───── RAW DATA

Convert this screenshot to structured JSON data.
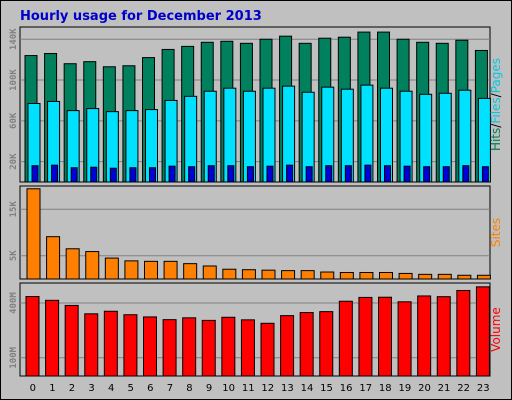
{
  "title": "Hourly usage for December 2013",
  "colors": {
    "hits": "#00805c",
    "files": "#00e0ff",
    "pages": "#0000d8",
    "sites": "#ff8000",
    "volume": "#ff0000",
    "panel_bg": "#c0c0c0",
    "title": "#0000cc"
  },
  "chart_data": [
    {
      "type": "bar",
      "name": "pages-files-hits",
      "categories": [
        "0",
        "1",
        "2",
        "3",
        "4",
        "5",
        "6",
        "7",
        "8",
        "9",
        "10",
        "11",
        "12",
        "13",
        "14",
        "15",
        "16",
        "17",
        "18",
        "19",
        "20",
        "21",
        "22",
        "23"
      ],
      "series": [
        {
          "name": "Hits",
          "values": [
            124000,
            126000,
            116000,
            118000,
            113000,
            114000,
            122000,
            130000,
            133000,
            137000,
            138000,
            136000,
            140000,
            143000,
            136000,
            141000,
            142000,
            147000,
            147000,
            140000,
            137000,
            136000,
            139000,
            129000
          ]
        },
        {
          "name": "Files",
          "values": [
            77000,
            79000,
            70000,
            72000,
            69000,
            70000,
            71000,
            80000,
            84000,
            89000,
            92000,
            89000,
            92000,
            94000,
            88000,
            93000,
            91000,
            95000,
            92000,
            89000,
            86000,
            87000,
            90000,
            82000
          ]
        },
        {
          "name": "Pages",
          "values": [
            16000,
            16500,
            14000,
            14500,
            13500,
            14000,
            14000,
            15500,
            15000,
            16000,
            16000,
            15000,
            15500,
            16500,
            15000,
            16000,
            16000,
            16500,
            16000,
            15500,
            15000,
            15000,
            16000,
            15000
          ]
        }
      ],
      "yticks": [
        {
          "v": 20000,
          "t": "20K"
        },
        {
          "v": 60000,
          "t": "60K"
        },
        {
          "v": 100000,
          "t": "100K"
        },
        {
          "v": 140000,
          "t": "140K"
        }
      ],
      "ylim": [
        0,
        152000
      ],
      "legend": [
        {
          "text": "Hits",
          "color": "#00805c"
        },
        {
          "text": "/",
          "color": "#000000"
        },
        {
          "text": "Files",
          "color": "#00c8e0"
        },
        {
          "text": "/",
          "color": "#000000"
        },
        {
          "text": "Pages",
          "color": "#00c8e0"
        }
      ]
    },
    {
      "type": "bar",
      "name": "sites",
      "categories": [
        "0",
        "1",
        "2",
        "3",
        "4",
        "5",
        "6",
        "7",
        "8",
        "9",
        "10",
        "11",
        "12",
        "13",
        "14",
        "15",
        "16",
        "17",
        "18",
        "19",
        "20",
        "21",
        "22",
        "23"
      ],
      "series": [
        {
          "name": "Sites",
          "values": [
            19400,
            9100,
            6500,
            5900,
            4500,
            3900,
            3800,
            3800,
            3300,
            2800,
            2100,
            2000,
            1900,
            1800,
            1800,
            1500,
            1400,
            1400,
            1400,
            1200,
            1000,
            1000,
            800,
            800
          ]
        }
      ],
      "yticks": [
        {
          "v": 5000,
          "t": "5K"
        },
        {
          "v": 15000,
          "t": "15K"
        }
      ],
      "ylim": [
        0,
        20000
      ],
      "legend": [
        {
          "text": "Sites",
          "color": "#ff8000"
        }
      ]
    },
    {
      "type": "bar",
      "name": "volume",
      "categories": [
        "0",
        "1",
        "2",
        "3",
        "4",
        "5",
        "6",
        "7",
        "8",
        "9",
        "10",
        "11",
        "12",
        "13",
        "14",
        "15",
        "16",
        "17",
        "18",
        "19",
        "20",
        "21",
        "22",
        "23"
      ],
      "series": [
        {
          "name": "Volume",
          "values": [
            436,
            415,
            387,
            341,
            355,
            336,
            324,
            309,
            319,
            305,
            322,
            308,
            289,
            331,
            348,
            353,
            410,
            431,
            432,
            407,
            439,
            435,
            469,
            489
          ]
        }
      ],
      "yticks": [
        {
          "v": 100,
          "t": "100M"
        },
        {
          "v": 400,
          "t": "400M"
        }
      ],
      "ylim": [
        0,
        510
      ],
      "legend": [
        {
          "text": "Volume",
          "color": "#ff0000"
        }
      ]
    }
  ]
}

──────────

> [WHAT TO DO]:
Give the number of lines in the material above that have the word "text" in them, and nothing more.

> [ANSWER]:
7